* **TASK STATEMENT**: Find every line in the records below that contains the word "Equities", and copy each such line.

* **DATA FOR THIS TASK**:

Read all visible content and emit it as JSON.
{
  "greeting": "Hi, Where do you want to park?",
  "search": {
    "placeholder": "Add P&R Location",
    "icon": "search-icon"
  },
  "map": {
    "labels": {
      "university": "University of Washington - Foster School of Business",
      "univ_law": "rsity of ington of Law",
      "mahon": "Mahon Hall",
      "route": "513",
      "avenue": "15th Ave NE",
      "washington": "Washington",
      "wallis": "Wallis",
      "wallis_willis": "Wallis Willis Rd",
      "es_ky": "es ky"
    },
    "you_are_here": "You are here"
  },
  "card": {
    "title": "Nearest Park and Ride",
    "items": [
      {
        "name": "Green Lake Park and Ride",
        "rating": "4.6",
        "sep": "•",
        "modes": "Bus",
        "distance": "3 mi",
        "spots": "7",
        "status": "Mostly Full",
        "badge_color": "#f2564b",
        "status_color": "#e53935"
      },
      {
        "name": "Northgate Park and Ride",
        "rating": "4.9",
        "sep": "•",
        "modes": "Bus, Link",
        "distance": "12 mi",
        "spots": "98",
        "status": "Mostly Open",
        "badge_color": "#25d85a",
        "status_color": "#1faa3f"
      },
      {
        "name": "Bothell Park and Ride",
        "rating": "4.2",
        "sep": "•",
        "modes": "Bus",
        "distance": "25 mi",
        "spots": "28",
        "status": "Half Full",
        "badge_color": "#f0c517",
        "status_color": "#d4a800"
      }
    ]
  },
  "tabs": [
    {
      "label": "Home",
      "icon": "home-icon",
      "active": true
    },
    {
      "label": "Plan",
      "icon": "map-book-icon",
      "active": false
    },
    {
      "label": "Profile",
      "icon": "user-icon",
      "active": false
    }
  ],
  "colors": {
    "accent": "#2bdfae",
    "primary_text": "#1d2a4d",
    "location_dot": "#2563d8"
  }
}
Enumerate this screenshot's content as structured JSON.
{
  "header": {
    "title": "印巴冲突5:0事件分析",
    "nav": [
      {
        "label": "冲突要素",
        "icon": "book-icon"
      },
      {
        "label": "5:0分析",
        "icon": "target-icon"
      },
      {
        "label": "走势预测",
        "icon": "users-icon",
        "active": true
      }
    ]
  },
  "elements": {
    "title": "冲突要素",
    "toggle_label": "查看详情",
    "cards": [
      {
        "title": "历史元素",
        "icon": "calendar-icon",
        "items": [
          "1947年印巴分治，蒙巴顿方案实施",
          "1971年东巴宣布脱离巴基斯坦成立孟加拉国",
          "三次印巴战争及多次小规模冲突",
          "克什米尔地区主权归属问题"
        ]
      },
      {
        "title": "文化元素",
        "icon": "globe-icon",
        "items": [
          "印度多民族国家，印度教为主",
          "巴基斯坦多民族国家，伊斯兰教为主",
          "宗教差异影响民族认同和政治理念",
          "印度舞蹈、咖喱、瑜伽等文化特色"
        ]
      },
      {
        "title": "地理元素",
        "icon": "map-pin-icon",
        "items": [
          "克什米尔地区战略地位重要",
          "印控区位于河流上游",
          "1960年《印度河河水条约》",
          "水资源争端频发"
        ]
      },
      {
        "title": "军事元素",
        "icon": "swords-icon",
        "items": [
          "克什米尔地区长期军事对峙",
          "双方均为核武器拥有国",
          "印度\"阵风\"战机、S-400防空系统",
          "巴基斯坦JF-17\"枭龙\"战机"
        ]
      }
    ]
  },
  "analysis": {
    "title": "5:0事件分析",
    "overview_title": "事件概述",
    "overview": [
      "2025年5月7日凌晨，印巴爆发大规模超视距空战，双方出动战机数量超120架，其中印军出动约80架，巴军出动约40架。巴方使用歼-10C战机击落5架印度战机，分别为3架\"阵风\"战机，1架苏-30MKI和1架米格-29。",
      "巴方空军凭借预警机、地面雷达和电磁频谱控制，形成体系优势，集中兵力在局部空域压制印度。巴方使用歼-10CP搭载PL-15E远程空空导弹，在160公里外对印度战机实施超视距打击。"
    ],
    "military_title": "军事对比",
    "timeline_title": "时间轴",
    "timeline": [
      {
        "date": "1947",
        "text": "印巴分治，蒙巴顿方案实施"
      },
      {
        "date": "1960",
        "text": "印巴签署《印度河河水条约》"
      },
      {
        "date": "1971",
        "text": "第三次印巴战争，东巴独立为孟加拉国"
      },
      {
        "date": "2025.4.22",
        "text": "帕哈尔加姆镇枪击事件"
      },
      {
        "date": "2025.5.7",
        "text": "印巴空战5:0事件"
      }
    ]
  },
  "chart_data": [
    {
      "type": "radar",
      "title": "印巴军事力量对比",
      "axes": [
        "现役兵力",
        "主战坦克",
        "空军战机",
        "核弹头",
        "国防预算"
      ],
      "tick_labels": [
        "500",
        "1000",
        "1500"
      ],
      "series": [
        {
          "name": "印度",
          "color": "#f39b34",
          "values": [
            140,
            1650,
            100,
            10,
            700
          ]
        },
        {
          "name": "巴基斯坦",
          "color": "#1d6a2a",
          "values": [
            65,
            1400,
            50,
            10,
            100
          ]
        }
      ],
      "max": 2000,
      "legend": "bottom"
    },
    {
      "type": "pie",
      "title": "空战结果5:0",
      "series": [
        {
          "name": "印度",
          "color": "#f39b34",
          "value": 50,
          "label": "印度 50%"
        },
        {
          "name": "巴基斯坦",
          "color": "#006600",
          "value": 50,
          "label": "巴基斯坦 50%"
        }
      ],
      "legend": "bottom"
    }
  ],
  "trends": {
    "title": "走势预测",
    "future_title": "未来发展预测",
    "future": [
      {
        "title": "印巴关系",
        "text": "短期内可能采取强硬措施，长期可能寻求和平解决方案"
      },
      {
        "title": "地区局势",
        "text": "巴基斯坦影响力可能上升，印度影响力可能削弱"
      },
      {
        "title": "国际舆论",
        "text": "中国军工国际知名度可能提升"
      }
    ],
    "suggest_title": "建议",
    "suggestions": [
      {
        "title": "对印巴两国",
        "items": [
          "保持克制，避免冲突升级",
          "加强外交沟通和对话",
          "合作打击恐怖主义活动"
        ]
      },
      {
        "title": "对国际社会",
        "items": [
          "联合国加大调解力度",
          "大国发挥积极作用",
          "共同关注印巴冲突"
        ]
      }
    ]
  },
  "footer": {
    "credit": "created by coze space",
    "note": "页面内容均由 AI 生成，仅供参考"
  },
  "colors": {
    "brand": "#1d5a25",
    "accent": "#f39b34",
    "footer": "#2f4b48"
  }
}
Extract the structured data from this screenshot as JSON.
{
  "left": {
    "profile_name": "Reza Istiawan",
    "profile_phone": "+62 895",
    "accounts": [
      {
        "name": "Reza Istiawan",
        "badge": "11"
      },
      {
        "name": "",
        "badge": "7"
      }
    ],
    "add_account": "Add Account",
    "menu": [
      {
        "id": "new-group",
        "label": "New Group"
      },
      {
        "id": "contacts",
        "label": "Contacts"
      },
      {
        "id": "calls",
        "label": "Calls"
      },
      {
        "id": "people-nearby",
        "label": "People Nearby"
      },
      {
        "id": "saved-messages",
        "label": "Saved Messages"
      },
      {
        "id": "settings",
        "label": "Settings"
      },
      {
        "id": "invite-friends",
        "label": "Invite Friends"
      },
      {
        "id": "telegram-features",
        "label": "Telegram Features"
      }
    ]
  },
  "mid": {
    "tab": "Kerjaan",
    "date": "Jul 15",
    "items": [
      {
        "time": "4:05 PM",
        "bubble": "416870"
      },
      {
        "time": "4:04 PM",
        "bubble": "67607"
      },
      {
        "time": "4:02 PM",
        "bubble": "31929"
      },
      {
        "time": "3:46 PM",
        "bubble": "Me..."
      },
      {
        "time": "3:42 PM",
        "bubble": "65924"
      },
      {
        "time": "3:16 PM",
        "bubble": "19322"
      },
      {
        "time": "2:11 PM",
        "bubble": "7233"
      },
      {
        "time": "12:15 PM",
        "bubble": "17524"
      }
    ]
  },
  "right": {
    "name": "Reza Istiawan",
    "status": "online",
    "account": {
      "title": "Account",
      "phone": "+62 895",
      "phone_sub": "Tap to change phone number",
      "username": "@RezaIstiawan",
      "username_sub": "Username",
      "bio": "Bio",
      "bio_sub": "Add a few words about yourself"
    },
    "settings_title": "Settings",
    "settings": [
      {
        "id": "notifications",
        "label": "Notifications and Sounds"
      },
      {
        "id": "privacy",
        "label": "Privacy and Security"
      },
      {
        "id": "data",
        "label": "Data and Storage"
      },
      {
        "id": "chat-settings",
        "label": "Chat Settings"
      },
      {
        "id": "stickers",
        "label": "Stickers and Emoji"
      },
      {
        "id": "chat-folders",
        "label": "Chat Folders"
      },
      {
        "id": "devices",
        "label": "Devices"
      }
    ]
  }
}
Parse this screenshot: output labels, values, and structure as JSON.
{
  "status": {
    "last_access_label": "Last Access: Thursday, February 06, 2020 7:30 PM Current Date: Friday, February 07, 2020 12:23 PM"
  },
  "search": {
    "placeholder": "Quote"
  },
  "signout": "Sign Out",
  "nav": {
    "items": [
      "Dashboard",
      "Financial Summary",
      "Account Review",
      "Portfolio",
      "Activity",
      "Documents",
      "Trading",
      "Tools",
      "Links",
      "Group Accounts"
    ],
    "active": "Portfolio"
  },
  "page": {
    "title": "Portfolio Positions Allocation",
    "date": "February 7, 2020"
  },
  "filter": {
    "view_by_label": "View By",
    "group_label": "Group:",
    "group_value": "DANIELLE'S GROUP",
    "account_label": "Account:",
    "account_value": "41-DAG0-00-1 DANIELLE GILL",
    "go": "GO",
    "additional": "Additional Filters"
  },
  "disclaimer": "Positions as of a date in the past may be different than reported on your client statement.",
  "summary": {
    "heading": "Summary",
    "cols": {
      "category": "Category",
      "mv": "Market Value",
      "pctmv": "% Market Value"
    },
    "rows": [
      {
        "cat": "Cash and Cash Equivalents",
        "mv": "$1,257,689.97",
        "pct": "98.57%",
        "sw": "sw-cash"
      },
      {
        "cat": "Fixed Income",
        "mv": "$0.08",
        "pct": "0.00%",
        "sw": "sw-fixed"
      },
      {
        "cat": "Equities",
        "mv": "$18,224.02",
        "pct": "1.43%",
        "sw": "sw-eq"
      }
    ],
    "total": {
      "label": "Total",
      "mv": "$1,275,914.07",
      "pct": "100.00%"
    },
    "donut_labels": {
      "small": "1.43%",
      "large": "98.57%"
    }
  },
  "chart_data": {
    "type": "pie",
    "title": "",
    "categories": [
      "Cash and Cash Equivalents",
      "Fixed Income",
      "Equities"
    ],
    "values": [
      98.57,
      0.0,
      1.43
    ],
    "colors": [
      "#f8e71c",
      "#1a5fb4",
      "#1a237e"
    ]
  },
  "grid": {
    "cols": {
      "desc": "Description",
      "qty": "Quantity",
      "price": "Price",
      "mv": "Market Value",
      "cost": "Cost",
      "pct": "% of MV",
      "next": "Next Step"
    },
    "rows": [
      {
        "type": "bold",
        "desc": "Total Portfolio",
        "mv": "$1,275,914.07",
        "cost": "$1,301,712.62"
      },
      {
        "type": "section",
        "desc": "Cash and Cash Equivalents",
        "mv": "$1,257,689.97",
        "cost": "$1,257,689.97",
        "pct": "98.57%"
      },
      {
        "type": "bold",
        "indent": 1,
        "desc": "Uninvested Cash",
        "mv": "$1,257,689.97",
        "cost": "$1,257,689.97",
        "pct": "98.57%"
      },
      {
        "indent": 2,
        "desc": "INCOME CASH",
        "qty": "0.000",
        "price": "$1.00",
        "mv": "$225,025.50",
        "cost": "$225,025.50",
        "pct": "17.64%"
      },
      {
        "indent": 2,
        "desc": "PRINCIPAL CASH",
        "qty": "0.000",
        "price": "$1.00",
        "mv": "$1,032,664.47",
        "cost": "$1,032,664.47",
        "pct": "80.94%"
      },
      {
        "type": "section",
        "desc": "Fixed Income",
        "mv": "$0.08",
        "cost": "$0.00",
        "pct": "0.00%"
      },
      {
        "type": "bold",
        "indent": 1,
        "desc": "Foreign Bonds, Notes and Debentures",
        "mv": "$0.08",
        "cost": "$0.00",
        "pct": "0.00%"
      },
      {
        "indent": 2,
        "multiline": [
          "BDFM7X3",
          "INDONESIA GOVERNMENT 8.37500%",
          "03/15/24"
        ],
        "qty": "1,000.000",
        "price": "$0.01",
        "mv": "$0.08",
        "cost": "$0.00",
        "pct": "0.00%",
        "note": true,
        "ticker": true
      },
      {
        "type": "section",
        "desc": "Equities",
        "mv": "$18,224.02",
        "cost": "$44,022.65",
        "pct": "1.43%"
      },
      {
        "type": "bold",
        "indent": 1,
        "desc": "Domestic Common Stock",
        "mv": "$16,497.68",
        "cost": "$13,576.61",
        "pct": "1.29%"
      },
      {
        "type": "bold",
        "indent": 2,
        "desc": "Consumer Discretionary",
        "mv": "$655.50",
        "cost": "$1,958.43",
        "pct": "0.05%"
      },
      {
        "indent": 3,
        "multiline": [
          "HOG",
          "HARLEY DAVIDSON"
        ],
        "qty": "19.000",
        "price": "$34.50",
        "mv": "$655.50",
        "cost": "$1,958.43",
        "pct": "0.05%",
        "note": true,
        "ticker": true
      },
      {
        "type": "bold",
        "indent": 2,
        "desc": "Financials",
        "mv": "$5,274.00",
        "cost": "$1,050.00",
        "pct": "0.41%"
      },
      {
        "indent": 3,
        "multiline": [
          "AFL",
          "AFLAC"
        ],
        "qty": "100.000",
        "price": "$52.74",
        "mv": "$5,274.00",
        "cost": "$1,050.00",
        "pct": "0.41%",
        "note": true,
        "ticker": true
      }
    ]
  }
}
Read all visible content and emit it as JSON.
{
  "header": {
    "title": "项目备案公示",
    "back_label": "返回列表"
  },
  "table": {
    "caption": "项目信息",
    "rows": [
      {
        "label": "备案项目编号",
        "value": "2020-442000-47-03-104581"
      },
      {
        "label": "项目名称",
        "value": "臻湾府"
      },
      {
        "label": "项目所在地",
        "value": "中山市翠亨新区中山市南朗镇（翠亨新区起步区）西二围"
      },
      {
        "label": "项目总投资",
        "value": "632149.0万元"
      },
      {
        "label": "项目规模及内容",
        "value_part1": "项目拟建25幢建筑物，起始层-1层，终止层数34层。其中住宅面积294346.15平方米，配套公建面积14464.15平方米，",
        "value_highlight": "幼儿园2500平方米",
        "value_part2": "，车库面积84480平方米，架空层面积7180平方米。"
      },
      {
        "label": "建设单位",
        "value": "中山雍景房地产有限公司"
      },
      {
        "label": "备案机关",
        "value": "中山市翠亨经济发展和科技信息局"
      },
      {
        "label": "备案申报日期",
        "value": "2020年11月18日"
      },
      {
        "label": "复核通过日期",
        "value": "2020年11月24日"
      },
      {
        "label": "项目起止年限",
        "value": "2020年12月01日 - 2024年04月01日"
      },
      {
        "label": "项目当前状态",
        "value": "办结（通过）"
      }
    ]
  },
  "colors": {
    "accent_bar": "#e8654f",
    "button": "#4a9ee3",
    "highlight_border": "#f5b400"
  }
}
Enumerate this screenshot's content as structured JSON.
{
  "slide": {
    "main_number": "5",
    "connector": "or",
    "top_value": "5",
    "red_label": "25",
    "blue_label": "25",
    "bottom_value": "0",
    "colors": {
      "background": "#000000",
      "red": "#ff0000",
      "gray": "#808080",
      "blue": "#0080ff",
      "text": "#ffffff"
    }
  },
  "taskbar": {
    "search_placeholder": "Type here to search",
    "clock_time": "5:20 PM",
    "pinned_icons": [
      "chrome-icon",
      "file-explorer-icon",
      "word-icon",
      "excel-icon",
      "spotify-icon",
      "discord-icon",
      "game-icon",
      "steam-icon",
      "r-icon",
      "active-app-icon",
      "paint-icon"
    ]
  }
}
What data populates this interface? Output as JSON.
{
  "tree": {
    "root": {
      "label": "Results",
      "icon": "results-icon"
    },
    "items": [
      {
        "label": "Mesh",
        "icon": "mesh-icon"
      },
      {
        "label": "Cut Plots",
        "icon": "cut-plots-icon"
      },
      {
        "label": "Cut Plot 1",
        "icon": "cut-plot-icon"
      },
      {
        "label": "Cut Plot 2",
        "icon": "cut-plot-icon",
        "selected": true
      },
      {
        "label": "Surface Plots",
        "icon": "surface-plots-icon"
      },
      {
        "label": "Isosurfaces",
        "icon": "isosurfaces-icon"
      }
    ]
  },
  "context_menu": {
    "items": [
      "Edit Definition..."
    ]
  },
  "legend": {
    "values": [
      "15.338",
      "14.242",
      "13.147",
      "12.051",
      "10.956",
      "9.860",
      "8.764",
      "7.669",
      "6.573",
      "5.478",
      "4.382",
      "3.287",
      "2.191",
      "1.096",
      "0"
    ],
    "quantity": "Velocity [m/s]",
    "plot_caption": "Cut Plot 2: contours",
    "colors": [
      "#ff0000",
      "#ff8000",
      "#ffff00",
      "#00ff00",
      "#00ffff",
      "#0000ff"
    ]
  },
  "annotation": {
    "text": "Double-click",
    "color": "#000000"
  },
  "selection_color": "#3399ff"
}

* **ANSWER TO THE TASK**:
        "cat": "Equities",
      "Equities"
        "desc": "Equities",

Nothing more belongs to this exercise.